_Required work_
Repeat each entry as written, dropping any picture you find.

_Entries provided_
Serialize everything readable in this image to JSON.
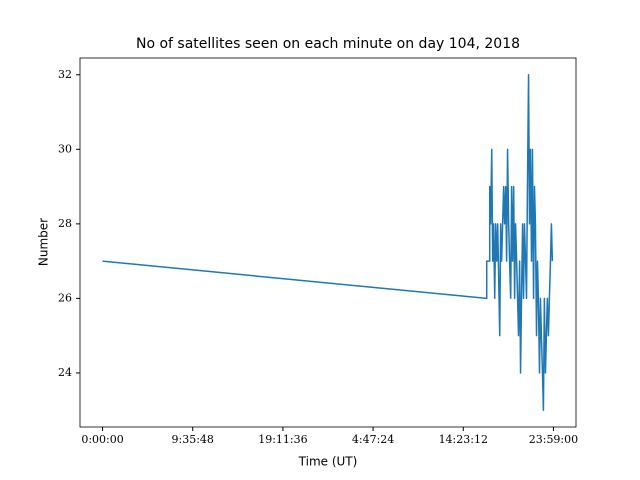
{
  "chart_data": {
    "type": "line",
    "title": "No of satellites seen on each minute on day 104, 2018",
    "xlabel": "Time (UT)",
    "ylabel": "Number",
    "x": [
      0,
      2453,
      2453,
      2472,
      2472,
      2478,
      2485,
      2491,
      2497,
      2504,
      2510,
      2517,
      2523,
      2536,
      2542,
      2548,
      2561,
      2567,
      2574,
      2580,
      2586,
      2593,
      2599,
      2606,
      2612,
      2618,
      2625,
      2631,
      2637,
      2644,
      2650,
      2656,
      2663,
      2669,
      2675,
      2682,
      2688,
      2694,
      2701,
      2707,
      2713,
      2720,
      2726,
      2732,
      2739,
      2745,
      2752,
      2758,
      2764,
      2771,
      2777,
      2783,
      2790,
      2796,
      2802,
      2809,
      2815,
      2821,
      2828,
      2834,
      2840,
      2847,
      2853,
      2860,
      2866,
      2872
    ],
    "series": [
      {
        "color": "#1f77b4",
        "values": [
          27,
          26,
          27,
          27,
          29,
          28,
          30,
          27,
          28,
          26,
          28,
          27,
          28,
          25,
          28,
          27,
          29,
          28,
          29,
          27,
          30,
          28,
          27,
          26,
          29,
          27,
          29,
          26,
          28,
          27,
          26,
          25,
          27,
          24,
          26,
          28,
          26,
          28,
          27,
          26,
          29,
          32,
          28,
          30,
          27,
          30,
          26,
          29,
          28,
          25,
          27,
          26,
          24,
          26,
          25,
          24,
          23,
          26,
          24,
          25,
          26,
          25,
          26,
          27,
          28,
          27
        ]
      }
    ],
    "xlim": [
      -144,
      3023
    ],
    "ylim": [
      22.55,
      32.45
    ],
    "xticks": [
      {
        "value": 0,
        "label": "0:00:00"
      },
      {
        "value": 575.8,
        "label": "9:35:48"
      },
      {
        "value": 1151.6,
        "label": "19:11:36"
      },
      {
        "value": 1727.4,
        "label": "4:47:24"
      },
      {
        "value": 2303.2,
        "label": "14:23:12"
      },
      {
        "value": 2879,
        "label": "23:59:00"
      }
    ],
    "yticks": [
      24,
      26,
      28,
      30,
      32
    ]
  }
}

_Output for this task_
Serialize everything readable in this image to JSON.
{
  "chart_data": {
    "type": "line",
    "title": "No of satellites seen on each minute on day 104, 2018",
    "xlabel": "Time (UT)",
    "ylabel": "Number",
    "x": [
      0,
      2453,
      2453,
      2472,
      2472,
      2478,
      2485,
      2491,
      2497,
      2504,
      2510,
      2517,
      2523,
      2536,
      2542,
      2548,
      2561,
      2567,
      2574,
      2580,
      2586,
      2593,
      2599,
      2606,
      2612,
      2618,
      2625,
      2631,
      2637,
      2644,
      2650,
      2656,
      2663,
      2669,
      2675,
      2682,
      2688,
      2694,
      2701,
      2707,
      2713,
      2720,
      2726,
      2732,
      2739,
      2745,
      2752,
      2758,
      2764,
      2771,
      2777,
      2783,
      2790,
      2796,
      2802,
      2809,
      2815,
      2821,
      2828,
      2834,
      2840,
      2847,
      2853,
      2860,
      2866,
      2872
    ],
    "series": [
      {
        "color": "#1f77b4",
        "values": [
          27,
          26,
          27,
          27,
          29,
          28,
          30,
          27,
          28,
          26,
          28,
          27,
          28,
          25,
          28,
          27,
          29,
          28,
          29,
          27,
          30,
          28,
          27,
          26,
          29,
          27,
          29,
          26,
          28,
          27,
          26,
          25,
          27,
          24,
          26,
          28,
          26,
          28,
          27,
          26,
          29,
          32,
          28,
          30,
          27,
          30,
          26,
          29,
          28,
          25,
          27,
          26,
          24,
          26,
          25,
          24,
          23,
          26,
          24,
          25,
          26,
          25,
          26,
          27,
          28,
          27
        ]
      }
    ],
    "xlim": [
      -144,
      3023
    ],
    "ylim": [
      22.55,
      32.45
    ],
    "xticks": [
      {
        "value": 0,
        "label": "0:00:00"
      },
      {
        "value": 575.8,
        "label": "9:35:48"
      },
      {
        "value": 1151.6,
        "label": "19:11:36"
      },
      {
        "value": 1727.4,
        "label": "4:47:24"
      },
      {
        "value": 2303.2,
        "label": "14:23:12"
      },
      {
        "value": 2879,
        "label": "23:59:00"
      }
    ],
    "yticks": [
      24,
      26,
      28,
      30,
      32
    ]
  }
}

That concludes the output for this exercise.